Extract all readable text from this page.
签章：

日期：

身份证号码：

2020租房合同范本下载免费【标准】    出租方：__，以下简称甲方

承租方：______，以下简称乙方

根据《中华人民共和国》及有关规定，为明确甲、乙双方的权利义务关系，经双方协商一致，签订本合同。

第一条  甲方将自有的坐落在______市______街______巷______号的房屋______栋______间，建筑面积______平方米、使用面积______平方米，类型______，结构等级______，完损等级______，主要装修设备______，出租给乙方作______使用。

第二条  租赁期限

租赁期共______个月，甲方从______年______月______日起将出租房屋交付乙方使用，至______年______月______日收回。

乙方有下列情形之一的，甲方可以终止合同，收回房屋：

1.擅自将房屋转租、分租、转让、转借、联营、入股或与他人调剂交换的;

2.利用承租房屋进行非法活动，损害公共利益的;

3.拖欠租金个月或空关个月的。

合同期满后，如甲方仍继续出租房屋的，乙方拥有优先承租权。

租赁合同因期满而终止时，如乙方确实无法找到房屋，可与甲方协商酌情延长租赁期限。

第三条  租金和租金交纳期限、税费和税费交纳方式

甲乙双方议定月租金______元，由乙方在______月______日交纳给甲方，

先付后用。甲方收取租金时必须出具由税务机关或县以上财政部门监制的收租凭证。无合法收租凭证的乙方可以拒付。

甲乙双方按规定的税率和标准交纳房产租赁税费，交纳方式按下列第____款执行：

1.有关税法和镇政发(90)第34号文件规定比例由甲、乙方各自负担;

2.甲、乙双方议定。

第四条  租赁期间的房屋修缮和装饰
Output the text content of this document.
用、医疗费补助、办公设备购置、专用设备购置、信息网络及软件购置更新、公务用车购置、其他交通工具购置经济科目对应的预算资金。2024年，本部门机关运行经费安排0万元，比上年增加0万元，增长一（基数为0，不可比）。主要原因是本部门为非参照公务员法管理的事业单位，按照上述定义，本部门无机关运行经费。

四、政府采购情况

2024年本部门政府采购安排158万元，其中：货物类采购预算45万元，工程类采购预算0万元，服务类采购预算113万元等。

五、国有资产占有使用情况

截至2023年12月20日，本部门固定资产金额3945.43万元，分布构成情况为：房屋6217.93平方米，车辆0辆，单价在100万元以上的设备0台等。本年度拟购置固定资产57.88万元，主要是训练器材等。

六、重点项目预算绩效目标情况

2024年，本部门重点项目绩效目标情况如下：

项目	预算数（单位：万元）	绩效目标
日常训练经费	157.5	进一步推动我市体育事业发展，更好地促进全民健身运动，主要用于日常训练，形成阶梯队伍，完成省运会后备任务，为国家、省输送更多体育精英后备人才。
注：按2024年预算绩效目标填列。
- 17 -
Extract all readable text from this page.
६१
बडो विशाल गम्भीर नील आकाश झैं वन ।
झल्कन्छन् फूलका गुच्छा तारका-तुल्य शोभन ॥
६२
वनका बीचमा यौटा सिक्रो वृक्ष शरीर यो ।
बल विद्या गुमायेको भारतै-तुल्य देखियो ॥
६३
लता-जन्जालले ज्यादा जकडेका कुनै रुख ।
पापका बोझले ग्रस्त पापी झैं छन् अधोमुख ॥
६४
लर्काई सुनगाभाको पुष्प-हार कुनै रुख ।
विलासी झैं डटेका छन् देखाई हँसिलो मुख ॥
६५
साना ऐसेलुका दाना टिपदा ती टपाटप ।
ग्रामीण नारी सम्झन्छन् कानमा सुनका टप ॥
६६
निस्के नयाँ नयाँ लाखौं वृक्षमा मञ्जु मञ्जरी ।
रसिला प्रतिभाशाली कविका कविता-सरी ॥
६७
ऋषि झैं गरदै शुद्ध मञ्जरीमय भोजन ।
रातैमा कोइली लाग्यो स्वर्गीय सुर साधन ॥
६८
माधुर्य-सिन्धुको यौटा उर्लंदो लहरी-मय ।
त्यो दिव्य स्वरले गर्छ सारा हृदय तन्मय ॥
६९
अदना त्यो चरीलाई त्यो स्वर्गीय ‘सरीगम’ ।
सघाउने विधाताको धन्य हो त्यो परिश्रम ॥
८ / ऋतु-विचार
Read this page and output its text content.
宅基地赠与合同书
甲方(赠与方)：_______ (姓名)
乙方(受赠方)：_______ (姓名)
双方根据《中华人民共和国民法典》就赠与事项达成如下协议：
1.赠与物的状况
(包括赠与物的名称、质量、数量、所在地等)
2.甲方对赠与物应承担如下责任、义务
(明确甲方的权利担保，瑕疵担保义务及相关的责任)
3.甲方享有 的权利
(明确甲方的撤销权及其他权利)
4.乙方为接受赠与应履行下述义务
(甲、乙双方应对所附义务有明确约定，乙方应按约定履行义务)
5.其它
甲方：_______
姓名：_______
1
+---+
● PROBLEM TO WORK ON
Extract all of the data exactly as written.

● SOLVED PROBLEM
Extract all readable text from this page.
签章：

日期：

身份证号码：

2020租房合同范本下载免费【标准】    出租方：__，以下简称甲方

承租方：______，以下简称乙方

根据《中华人民共和国》及有关规定，为明确甲、乙双方的权利义务关系，经双方协商一致，签订本合同。

第一条  甲方将自有的坐落在______市______街______巷______号的房屋______栋______间，建筑面积______平方米、使用面积______平方米，类型______，结构等级______，完损等级______，主要装修设备______，出租给乙方作______使用。

第二条  租赁期限

租赁期共______个月，甲方从______年______月______日起将出租房屋交付乙方使用，至______年______月______日收回。

乙方有下列情形之一的，甲方可以终止合同，收回房屋：

1.擅自将房屋转租、分租、转让、转借、联营、入股或与他人调剂交换的;

2.利用承租房屋进行非法活动，损害公共利益的;

3.拖欠租金个月或空关个月的。

合同期满后，如甲方仍继续出租房屋的，乙方拥有优先承租权。

租赁合同因期满而终止时，如乙方确实无法找到房屋，可与甲方协商酌情延长租赁期限。

第三条  租金和租金交纳期限、税费和税费交纳方式

甲乙双方议定月租金______元，由乙方在______月______日交纳给甲方，

先付后用。甲方收取租金时必须出具由税务机关或县以上财政部门监制的收租凭证。无合法收租凭证的乙方可以拒付。

甲乙双方按规定的税率和标准交纳房产租赁税费，交纳方式按下列第____款执行：

1.有关税法和镇政发(90)第34号文件规定比例由甲、乙方各自负担;

2.甲、乙双方议定。

第四条  租赁期间的房屋修缮和装饰
Output the text content of this document.
用、医疗费补助、办公设备购置、专用设备购置、信息网络及软件购置更新、公务用车购置、其他交通工具购置经济科目对应的预算资金。2024年，本部门机关运行经费安排0万元，比上年增加0万元，增长一（基数为0，不可比）。主要原因是本部门为非参照公务员法管理的事业单位，按照上述定义，本部门无机关运行经费。

四、政府采购情况

2024年本部门政府采购安排158万元，其中：货物类采购预算45万元，工程类采购预算0万元，服务类采购预算113万元等。

五、国有资产占有使用情况

截至2023年12月20日，本部门固定资产金额3945.43万元，分布构成情况为：房屋6217.93平方米，车辆0辆，单价在100万元以上的设备0台等。本年度拟购置固定资产57.88万元，主要是训练器材等。

六、重点项目预算绩效目标情况

2024年，本部门重点项目绩效目标情况如下：

项目	预算数（单位：万元）	绩效目标
日常训练经费	157.5	进一步推动我市体育事业发展，更好地促进全民健身运动，主要用于日常训练，形成阶梯队伍，完成省运会后备任务，为国家、省输送更多体育精英后备人才。
注：按2024年预算绩效目标填列。
- 17 -
Extract all readable text from this page.
६१
बडो विशाल गम्भीर नील आकाश झैं वन ।
झल्कन्छन् फूलका गुच्छा तारका-तुल्य शोभन ॥
६२
वनका बीचमा यौटा सिक्रो वृक्ष शरीर यो ।
बल विद्या गुमायेको भारतै-तुल्य देखियो ॥
६३
लता-जन्जालले ज्यादा जकडेका कुनै रुख ।
पापका बोझले ग्रस्त पापी झैं छन् अधोमुख ॥
६४
लर्काई सुनगाभाको पुष्प-हार कुनै रुख ।
विलासी झैं डटेका छन् देखाई हँसिलो मुख ॥
६५
साना ऐसेलुका दाना टिपदा ती टपाटप ।
ग्रामीण नारी सम्झन्छन् कानमा सुनका टप ॥
६६
निस्के नयाँ नयाँ लाखौं वृक्षमा मञ्जु मञ्जरी ।
रसिला प्रतिभाशाली कविका कविता-सरी ॥
६७
ऋषि झैं गरदै शुद्ध मञ्जरीमय भोजन ।
रातैमा कोइली लाग्यो स्वर्गीय सुर साधन ॥
६८
माधुर्य-सिन्धुको यौटा उर्लंदो लहरी-मय ।
त्यो दिव्य स्वरले गर्छ सारा हृदय तन्मय ॥
६९
अदना त्यो चरीलाई त्यो स्वर्गीय ‘सरीगम’ ।
सघाउने विधाताको धन्य हो त्यो परिश्रम ॥
८ / ऋतु-विचार
Read this page and output its text content.
宅基地赠与合同书
甲方(赠与方)：_______ (姓名)
乙方(受赠方)：_______ (姓名)
双方根据《中华人民共和国民法典》就赠与事项达成如下协议：
1.赠与物的状况
(包括赠与物的名称、质量、数量、所在地等)
2.甲方对赠与物应承担如下责任、义务
(明确甲方的权利担保，瑕疵担保义务及相关的责任)
3.甲方享有 的权利
(明确甲方的撤销权及其他权利)
4.乙方为接受赠与应履行下述义务
(甲、乙双方应对所附义务有明确约定，乙方应按约定履行义务)
5.其它
甲方：_______
姓名：_______
1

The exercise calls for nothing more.